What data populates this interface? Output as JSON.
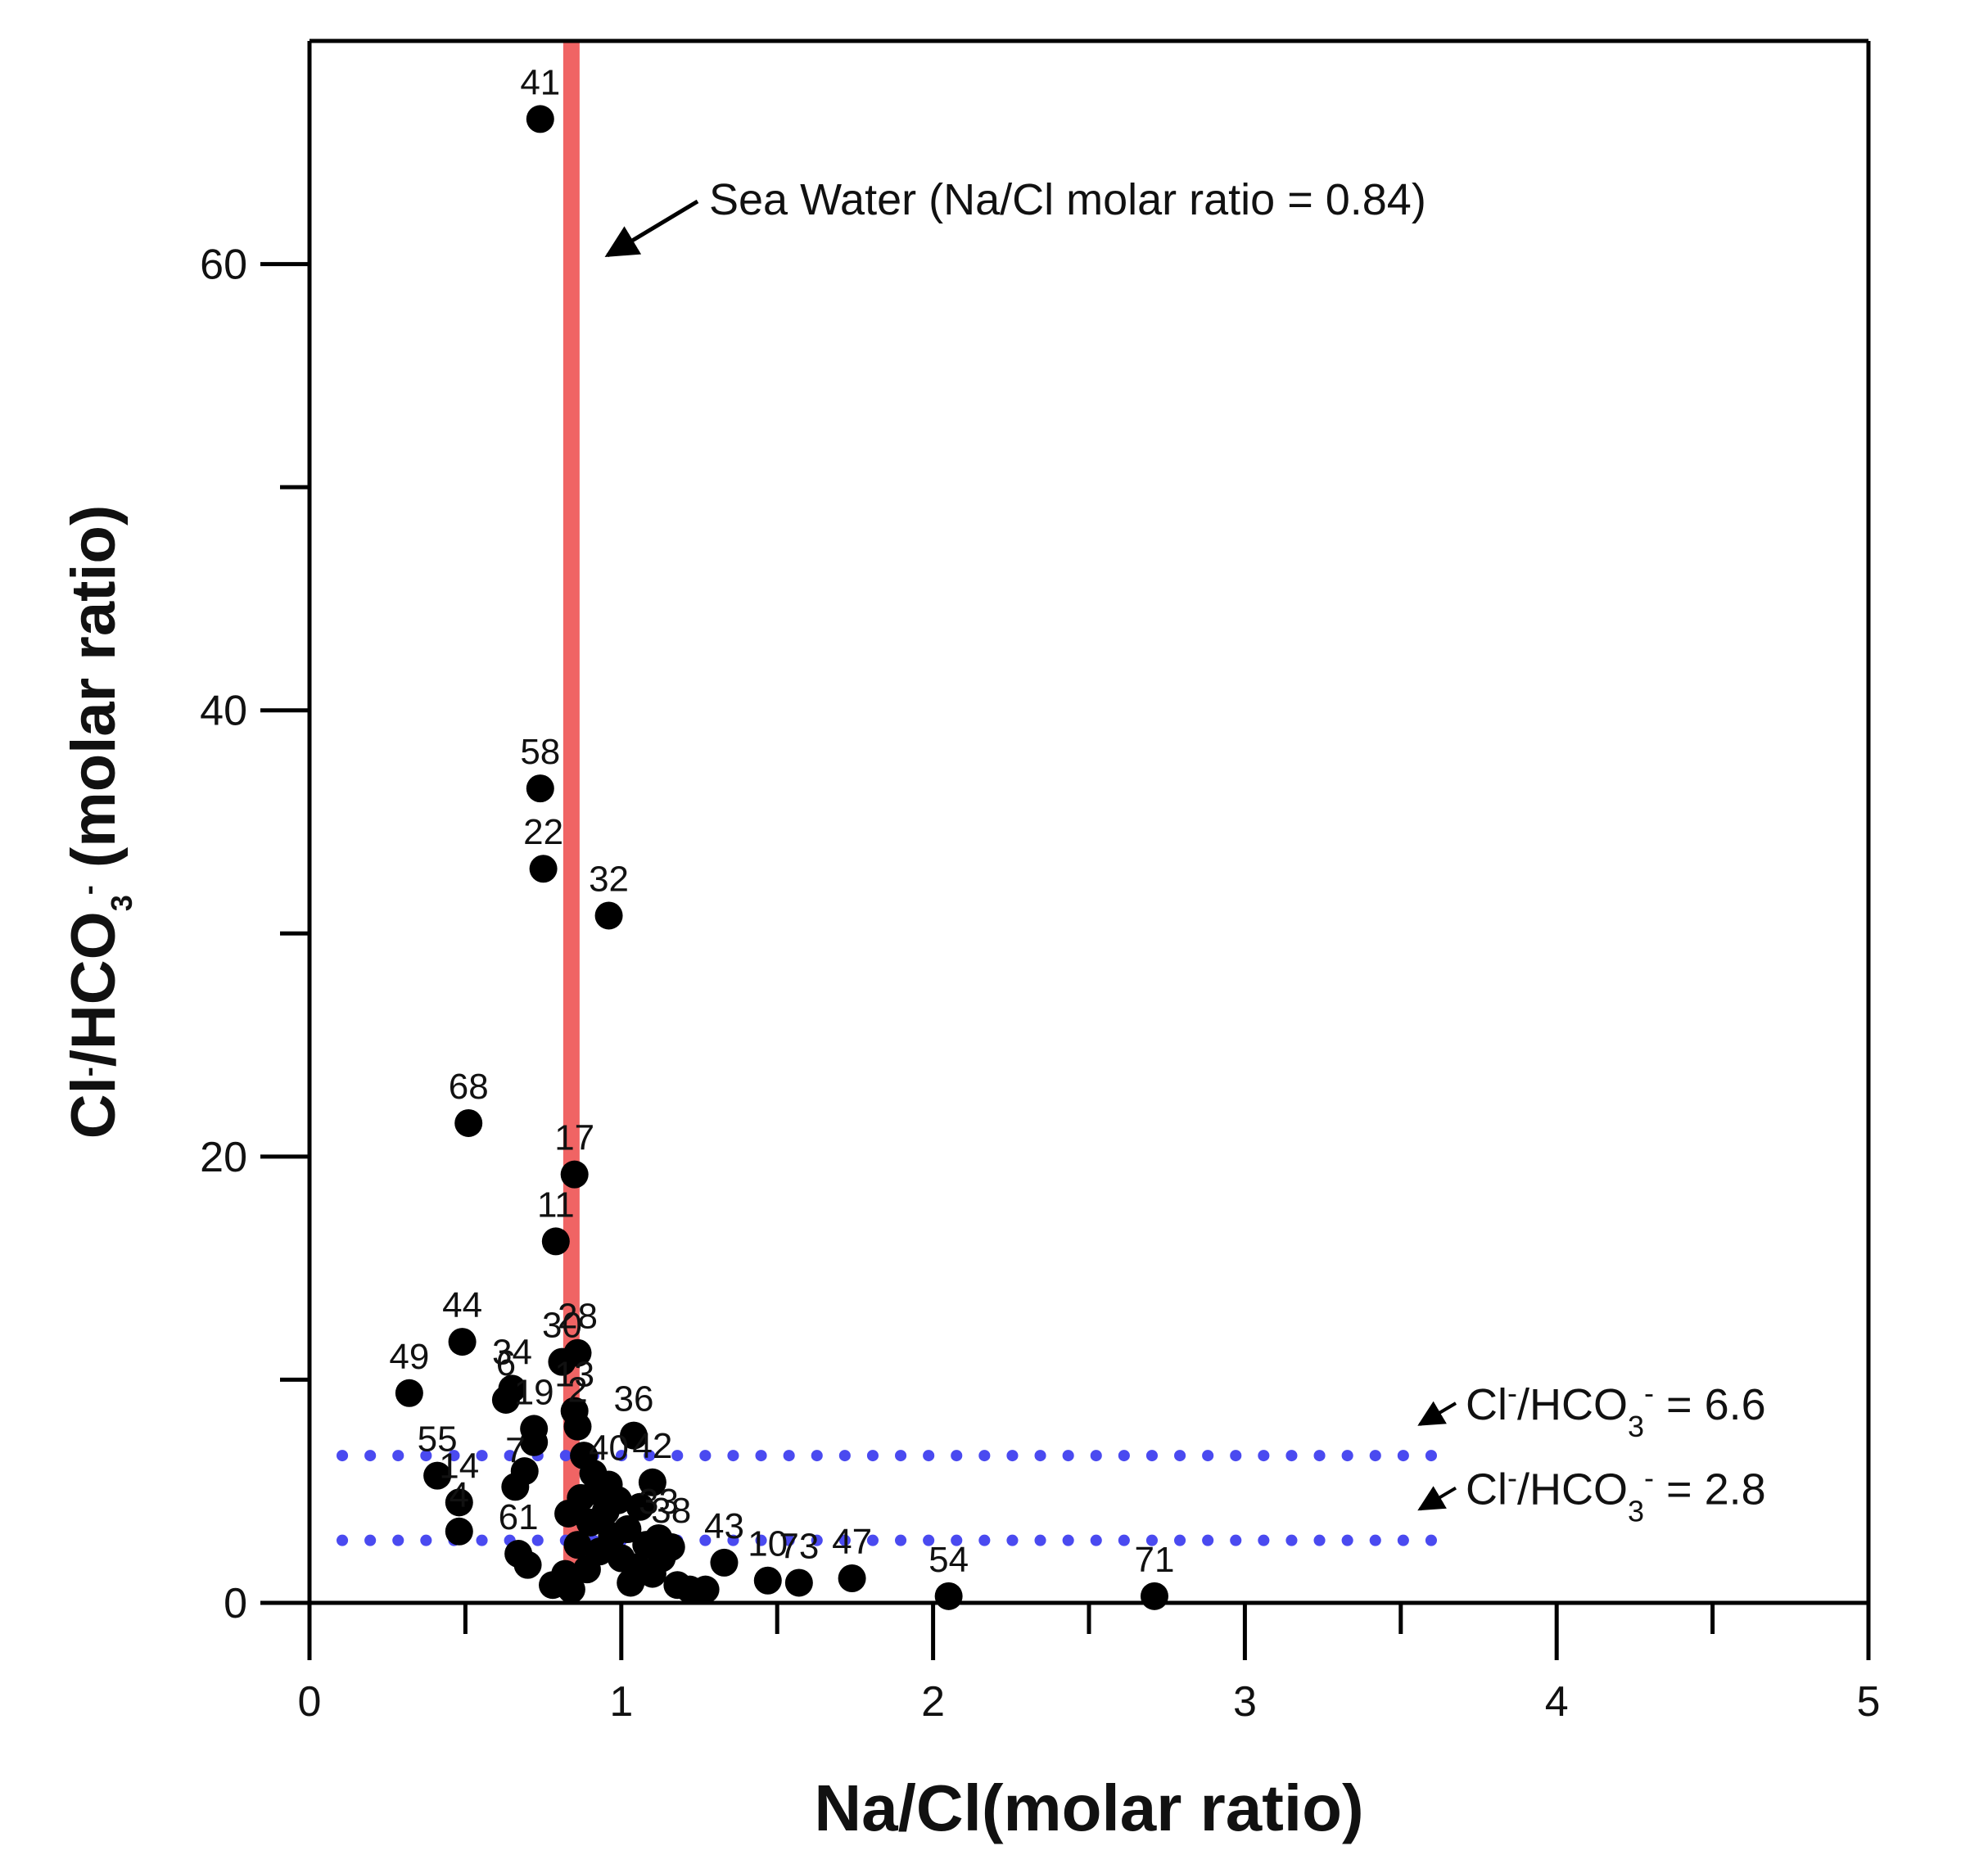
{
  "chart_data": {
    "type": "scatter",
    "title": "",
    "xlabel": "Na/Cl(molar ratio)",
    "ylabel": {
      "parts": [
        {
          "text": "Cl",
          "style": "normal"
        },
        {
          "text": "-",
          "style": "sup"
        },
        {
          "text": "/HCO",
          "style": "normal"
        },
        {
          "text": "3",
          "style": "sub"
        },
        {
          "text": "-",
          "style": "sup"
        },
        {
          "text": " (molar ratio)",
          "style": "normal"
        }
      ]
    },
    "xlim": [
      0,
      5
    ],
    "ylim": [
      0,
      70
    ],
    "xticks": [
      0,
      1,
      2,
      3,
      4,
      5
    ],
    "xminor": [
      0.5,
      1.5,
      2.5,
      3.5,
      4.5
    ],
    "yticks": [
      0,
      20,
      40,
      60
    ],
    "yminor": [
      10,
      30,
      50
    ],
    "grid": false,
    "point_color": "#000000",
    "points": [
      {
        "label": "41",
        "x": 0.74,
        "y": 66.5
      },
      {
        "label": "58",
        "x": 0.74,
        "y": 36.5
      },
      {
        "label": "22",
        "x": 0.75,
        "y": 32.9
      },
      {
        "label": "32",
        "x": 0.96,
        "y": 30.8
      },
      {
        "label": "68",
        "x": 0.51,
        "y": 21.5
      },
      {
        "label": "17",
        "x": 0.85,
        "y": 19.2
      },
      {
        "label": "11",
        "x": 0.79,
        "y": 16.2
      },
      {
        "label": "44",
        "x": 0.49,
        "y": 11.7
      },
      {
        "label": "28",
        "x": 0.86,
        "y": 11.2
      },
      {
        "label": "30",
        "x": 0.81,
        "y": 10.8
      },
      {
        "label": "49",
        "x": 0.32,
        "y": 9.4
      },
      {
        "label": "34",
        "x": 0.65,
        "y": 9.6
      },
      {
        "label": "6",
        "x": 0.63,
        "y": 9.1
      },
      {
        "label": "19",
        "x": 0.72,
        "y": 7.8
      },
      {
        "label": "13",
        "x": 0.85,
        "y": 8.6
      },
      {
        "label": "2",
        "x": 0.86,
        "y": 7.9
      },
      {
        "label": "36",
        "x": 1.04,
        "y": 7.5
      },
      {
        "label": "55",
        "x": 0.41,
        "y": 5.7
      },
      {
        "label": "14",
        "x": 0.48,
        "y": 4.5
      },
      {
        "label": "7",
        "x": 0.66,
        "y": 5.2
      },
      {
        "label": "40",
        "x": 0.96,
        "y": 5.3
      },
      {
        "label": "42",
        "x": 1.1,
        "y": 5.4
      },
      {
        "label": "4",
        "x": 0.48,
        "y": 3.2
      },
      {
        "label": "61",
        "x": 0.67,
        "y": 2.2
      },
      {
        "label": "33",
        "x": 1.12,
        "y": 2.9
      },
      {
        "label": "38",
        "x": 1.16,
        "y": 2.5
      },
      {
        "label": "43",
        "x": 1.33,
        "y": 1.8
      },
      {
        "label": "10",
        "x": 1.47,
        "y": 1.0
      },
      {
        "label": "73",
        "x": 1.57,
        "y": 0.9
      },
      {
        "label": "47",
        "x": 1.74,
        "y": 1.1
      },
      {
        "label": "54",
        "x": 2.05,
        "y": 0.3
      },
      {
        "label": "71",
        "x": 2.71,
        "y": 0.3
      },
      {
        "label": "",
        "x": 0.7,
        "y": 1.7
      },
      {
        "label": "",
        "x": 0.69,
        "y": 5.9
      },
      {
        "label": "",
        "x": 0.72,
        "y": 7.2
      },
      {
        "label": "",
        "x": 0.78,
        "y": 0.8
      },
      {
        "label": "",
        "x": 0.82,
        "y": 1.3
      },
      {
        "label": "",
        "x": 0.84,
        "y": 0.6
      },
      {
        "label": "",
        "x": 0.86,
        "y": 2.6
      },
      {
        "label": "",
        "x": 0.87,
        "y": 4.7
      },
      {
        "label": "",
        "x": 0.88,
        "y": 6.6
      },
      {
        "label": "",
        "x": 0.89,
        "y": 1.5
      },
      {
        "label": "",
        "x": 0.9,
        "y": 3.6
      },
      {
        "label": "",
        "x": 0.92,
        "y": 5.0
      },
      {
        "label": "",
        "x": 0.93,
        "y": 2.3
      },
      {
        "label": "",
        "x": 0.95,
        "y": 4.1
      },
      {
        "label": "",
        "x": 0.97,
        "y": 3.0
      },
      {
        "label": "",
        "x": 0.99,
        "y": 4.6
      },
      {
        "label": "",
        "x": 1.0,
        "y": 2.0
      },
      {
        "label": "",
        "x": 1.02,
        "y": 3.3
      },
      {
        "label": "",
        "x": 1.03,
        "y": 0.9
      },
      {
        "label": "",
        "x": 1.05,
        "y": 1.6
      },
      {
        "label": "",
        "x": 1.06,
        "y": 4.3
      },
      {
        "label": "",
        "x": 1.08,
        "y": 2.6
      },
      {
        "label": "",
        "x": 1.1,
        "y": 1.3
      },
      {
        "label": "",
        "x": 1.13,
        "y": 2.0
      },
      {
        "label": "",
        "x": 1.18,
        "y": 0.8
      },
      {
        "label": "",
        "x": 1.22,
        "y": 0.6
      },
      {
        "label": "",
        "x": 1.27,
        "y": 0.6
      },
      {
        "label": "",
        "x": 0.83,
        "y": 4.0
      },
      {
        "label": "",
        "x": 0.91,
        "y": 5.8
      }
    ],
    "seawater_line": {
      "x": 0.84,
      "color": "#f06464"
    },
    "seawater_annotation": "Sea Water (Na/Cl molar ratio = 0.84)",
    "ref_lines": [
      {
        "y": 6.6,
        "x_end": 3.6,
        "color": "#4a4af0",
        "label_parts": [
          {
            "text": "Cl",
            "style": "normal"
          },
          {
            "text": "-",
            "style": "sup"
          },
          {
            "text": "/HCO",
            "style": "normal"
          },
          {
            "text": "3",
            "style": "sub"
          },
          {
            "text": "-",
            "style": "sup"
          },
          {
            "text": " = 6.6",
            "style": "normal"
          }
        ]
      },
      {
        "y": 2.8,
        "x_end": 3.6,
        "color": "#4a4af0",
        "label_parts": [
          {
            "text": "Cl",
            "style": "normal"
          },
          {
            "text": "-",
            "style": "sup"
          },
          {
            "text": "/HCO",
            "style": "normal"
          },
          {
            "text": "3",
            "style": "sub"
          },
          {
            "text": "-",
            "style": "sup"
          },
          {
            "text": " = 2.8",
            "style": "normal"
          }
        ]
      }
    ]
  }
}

────────────────────

Challenge
Return all lines with the word "molar" in them.

Written response
    "xlabel": "Na/Cl(molar ratio)",
          "text": " (molar ratio)",
    "seawater_annotation": "Sea Water (Na/Cl molar ratio = 0.84)",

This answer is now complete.